Material provided:
= = = = = = =
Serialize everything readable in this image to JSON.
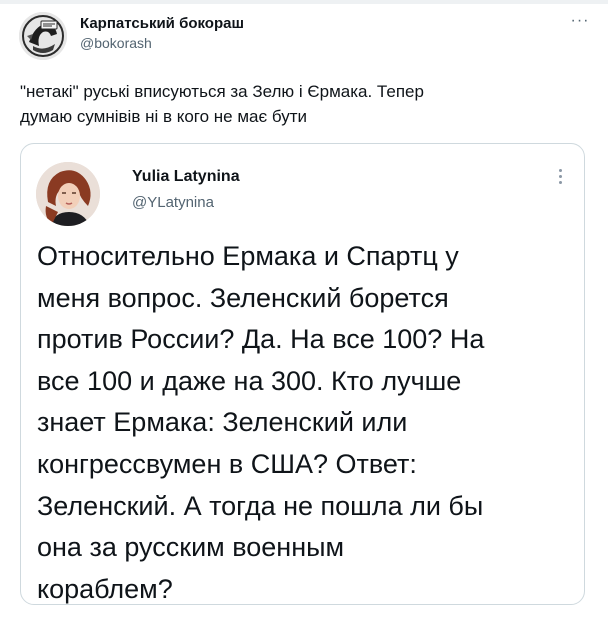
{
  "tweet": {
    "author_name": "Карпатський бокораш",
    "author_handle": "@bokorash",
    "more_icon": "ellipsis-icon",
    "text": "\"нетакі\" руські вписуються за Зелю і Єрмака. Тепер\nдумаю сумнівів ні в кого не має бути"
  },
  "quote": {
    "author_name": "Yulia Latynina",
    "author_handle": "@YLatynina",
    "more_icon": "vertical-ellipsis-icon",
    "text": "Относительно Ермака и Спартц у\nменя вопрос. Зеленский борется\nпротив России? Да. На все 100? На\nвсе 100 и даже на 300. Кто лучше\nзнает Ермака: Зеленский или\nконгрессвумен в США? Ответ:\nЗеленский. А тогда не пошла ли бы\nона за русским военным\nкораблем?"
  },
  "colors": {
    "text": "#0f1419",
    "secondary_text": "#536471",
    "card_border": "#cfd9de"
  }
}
= = = = = = =
Aim of the task: Repeat the records above exactly, leaving out the pictures.

Result of the task:
Serialize everything readable in this image to JSON.
{
  "tweet": {
    "author_name": "Карпатський бокораш",
    "author_handle": "@bokorash",
    "more_icon": "ellipsis-icon",
    "text": "\"нетакі\" руські вписуються за Зелю і Єрмака. Тепер\nдумаю сумнівів ні в кого не має бути"
  },
  "quote": {
    "author_name": "Yulia Latynina",
    "author_handle": "@YLatynina",
    "more_icon": "vertical-ellipsis-icon",
    "text": "Относительно Ермака и Спартц у\nменя вопрос. Зеленский борется\nпротив России? Да. На все 100? На\nвсе 100 и даже на 300. Кто лучше\nзнает Ермака: Зеленский или\nконгрессвумен в США? Ответ:\nЗеленский. А тогда не пошла ли бы\nона за русским военным\nкораблем?"
  },
  "colors": {
    "text": "#0f1419",
    "secondary_text": "#536471",
    "card_border": "#cfd9de"
  }
}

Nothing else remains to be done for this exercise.